Wherever a line in the data below holds "Rollladenhöhe", copy that line.

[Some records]
┌──
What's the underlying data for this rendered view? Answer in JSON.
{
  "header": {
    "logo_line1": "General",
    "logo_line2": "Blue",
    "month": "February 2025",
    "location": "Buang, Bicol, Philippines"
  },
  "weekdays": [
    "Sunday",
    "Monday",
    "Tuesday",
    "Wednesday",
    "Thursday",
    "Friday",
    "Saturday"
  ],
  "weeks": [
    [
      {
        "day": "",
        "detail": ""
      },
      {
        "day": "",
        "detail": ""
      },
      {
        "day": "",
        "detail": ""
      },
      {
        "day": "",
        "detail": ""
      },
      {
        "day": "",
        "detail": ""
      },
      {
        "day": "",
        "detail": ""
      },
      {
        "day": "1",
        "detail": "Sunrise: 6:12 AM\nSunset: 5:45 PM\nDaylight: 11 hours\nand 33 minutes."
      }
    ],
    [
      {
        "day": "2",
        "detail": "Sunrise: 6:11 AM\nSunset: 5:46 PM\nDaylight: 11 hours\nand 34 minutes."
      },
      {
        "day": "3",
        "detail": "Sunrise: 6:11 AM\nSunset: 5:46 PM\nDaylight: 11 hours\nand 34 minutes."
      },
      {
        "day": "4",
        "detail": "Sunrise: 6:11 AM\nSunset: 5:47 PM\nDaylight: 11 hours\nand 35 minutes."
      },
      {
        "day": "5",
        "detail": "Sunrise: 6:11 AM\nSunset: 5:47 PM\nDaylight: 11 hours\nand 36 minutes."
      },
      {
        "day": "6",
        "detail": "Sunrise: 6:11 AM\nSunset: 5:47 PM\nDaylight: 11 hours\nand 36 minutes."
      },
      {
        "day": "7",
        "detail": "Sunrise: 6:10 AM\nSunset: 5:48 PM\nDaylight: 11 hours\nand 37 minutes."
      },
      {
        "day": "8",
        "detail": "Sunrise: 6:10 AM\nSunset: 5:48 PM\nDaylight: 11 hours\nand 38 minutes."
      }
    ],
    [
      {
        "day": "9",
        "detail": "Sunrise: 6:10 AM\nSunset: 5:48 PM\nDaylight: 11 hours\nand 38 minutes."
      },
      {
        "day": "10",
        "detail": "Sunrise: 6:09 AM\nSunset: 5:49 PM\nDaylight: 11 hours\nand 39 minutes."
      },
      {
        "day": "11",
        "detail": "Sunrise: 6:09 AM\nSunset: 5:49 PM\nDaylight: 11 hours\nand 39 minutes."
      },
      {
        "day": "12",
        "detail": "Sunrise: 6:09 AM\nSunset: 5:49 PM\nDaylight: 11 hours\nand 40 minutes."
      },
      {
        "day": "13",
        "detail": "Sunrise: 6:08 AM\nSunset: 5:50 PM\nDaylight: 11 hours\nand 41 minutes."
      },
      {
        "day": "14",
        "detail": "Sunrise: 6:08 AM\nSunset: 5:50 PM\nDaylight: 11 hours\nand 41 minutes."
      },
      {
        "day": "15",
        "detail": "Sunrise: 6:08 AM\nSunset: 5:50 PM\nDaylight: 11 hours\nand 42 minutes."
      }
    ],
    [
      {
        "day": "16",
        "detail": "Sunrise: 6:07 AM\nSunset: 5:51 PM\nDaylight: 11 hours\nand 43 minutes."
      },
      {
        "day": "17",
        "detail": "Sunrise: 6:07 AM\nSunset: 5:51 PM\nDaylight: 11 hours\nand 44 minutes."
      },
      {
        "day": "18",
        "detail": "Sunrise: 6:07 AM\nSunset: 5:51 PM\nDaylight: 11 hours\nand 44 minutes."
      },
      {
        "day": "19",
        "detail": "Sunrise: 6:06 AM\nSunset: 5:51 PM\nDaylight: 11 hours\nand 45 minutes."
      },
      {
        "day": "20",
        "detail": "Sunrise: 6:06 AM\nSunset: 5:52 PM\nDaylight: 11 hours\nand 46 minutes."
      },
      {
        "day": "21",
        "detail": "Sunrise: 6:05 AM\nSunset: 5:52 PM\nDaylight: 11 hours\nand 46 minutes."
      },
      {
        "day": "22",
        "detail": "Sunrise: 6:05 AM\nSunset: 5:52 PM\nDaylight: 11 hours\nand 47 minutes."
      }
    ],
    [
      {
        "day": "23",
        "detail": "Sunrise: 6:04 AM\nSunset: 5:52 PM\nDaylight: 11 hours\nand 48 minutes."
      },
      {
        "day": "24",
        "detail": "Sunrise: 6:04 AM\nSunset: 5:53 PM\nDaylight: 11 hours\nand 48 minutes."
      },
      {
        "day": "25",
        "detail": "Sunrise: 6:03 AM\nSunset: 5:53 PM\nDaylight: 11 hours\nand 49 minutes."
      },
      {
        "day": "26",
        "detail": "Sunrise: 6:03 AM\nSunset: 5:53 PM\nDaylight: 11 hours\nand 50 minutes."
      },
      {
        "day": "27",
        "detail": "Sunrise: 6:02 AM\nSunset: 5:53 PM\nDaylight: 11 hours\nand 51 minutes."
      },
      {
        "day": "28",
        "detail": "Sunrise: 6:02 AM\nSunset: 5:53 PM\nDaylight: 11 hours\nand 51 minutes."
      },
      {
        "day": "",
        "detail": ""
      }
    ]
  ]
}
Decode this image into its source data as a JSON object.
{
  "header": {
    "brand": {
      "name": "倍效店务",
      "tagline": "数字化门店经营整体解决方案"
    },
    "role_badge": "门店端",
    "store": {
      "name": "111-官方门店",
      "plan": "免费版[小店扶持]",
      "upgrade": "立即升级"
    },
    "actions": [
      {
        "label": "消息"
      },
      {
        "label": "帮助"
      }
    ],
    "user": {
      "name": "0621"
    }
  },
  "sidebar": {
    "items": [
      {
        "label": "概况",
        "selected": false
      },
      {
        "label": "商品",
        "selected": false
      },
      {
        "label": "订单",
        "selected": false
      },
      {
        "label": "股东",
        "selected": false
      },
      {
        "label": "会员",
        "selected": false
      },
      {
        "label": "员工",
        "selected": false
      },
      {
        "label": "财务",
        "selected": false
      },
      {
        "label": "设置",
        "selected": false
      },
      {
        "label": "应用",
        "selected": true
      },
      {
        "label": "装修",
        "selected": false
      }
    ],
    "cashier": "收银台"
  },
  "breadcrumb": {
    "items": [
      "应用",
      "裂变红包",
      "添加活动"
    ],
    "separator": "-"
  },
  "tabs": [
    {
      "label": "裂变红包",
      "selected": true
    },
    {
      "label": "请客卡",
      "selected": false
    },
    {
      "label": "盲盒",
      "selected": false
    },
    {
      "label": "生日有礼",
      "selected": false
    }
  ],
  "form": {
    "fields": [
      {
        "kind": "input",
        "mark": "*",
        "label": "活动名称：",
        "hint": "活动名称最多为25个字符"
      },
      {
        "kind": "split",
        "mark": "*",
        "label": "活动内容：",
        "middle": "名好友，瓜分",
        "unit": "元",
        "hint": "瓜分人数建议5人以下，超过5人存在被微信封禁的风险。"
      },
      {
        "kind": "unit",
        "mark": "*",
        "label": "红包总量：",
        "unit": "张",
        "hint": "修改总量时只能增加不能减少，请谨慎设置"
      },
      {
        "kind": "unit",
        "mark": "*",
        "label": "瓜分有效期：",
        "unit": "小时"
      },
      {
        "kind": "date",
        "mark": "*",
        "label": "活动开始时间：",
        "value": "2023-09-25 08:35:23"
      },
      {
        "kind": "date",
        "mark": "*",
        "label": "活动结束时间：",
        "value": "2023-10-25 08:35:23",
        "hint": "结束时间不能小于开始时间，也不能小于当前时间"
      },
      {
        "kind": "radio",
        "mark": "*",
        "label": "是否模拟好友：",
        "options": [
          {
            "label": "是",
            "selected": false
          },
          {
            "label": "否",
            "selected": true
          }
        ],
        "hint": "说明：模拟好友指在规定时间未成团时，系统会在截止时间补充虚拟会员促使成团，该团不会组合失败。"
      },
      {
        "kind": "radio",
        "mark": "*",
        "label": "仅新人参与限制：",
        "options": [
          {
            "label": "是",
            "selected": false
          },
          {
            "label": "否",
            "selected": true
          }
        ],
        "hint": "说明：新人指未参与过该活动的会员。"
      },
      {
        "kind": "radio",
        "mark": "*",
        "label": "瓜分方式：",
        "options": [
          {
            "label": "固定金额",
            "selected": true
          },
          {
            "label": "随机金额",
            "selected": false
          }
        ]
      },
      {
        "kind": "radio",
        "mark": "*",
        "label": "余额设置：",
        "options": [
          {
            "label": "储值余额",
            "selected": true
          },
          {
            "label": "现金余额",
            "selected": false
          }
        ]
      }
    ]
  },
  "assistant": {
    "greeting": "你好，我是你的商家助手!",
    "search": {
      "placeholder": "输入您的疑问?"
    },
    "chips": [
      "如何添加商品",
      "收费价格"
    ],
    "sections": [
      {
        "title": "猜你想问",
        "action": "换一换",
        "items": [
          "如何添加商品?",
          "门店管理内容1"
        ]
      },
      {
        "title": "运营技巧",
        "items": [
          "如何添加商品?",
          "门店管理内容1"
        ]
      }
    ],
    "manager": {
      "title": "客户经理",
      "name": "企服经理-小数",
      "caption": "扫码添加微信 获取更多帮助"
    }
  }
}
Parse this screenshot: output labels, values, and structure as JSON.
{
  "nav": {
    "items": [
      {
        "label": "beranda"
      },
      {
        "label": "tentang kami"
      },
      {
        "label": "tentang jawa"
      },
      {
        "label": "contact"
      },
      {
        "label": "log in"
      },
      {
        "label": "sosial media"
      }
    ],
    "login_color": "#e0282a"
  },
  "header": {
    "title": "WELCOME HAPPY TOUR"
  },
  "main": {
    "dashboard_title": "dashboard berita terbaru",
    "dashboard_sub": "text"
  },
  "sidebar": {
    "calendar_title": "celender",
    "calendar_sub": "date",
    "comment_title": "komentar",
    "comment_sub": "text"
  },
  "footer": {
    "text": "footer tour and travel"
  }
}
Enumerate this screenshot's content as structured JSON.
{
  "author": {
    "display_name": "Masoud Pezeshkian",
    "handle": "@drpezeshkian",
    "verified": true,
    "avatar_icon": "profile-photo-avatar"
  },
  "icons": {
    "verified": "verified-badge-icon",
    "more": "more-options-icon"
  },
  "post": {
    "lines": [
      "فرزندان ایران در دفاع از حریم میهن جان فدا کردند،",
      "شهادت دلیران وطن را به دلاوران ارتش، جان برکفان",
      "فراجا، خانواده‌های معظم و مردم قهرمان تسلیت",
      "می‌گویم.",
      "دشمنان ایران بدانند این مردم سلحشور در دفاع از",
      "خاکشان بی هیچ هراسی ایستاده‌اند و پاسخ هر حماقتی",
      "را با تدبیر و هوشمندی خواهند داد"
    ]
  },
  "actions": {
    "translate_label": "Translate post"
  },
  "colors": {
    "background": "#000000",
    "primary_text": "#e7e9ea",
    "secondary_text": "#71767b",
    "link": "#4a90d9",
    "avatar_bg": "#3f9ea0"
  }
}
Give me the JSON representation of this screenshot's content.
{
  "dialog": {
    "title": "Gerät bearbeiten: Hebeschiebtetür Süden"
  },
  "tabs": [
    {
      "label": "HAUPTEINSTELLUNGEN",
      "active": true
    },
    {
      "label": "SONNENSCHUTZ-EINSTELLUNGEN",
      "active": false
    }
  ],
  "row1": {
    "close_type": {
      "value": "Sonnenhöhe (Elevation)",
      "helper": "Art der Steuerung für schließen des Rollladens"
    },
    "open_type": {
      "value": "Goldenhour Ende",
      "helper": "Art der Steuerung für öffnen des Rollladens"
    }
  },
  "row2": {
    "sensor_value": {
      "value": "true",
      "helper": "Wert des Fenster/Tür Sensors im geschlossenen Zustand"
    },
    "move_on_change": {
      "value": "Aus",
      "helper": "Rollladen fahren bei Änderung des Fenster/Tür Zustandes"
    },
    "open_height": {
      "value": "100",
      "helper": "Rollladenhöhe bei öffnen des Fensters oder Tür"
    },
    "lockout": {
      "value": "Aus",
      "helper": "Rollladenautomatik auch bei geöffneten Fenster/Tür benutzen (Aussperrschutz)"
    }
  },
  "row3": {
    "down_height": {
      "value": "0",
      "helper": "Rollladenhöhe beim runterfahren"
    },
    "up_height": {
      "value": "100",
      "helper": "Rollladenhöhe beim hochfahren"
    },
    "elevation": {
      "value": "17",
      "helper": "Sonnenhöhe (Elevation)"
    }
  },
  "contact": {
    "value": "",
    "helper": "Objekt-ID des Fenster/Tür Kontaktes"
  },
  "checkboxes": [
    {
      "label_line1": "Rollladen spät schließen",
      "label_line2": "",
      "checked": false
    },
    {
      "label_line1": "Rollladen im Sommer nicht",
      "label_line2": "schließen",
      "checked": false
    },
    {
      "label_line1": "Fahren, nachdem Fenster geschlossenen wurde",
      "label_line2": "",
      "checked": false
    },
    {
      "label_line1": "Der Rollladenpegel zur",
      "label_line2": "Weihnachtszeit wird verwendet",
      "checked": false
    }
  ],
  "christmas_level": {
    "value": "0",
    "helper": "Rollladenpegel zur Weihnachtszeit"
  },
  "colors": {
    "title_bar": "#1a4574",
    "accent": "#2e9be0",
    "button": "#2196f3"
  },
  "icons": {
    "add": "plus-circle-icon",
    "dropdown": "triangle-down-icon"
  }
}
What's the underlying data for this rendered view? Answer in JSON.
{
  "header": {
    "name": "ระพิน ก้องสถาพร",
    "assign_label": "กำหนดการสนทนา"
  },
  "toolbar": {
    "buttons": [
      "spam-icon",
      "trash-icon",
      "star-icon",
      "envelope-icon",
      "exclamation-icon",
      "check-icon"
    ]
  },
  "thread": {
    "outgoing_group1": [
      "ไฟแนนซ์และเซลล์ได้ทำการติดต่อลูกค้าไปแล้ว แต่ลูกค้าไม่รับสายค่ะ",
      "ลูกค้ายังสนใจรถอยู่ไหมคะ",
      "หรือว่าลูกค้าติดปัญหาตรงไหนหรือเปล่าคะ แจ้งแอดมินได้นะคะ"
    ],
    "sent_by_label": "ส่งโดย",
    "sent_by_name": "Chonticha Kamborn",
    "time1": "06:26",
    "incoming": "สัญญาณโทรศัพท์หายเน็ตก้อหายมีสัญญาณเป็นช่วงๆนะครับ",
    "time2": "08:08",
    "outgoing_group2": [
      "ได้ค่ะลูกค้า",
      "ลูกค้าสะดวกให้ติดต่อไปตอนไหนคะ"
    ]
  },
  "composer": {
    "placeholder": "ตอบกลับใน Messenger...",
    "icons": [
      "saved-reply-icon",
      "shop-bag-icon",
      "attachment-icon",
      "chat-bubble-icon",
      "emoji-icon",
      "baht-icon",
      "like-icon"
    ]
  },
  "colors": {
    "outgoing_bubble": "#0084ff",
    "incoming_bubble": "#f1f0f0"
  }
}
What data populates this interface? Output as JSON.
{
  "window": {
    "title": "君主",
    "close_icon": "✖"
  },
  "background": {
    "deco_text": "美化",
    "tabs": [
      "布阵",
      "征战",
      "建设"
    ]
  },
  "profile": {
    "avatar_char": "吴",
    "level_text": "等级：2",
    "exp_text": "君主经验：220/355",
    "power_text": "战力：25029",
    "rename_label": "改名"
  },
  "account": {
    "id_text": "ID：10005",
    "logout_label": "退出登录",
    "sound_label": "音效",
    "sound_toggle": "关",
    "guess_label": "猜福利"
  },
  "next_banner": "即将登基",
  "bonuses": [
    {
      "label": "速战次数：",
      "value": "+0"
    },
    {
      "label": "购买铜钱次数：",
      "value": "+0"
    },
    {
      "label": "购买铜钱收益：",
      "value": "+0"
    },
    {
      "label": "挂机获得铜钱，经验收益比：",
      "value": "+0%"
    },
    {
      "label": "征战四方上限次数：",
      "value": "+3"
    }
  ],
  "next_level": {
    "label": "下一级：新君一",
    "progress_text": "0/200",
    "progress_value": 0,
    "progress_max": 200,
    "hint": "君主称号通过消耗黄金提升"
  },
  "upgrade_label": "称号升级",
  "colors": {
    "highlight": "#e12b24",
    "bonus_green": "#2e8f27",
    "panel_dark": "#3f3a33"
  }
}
└──
• **EXERCISE ANSWER**:
      "helper": "Rollladenhöhe bei öffnen des Fensters oder Tür"
      "helper": "Rollladenhöhe beim runterfahren"
      "helper": "Rollladenhöhe beim hochfahren"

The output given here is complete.